◆ WHAT YOU SHOULD DO
Scan the records and identify every line in which the string "letter" occurs, then return those lines.

--- AVAILABLE DATA ---

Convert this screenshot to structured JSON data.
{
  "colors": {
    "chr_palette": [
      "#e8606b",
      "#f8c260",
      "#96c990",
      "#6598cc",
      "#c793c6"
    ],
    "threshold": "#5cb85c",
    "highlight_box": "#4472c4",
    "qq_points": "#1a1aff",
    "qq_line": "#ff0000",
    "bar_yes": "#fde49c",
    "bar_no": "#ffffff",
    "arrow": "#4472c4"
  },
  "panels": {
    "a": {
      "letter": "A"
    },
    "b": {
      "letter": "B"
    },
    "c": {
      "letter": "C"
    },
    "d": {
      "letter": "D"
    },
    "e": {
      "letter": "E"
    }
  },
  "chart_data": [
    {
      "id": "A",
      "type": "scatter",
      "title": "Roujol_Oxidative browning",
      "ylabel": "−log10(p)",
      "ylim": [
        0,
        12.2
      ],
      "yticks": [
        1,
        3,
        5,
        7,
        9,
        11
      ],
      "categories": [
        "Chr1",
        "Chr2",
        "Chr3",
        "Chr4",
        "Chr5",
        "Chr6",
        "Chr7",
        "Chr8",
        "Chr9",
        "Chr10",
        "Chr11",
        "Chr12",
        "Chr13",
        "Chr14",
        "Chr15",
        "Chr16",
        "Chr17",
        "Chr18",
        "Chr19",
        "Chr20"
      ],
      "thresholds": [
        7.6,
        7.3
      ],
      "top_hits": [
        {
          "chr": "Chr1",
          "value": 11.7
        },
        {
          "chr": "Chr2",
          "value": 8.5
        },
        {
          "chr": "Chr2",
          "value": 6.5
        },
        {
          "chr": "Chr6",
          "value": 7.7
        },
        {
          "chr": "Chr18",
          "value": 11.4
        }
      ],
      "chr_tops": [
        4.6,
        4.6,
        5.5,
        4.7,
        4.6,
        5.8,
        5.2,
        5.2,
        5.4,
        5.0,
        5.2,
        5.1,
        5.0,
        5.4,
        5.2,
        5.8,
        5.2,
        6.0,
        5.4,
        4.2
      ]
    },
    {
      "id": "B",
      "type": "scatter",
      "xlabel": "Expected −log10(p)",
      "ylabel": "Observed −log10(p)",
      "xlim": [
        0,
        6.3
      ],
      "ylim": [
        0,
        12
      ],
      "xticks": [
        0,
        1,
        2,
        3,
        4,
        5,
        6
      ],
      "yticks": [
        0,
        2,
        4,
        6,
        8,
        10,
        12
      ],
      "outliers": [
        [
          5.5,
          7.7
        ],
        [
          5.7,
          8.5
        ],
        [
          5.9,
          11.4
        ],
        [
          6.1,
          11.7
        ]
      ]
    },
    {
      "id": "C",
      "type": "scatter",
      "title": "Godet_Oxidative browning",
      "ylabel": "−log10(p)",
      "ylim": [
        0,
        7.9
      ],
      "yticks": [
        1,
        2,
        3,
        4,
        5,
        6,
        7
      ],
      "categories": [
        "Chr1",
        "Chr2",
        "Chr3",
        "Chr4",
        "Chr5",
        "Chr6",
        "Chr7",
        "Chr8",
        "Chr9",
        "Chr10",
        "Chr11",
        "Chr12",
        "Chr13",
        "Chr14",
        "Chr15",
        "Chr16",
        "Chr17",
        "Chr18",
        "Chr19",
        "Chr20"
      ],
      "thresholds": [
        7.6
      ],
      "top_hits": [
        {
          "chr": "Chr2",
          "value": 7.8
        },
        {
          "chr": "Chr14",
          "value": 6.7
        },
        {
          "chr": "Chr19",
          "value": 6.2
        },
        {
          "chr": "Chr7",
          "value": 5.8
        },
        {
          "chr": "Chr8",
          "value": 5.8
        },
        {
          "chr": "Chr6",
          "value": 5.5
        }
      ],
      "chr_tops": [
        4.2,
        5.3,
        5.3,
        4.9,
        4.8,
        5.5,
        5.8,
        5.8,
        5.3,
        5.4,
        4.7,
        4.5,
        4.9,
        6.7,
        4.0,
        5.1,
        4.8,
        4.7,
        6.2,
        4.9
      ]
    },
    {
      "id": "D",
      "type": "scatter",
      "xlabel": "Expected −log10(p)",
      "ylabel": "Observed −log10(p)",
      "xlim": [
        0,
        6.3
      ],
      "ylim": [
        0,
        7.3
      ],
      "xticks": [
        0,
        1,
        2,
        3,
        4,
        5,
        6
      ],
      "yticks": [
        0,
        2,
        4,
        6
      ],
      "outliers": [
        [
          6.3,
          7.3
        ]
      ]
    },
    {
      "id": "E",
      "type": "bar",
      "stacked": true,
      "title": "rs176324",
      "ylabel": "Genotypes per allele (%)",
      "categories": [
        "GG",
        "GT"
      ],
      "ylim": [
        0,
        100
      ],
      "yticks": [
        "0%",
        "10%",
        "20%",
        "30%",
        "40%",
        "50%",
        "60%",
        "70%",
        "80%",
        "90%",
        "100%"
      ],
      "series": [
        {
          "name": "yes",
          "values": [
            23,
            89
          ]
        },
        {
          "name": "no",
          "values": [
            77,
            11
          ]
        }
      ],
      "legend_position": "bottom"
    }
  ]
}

---

◆ WRITTEN RESPONSE
      "letter": "A"
      "letter": "B"
      "letter": "C"
      "letter": "D"
      "letter": "E"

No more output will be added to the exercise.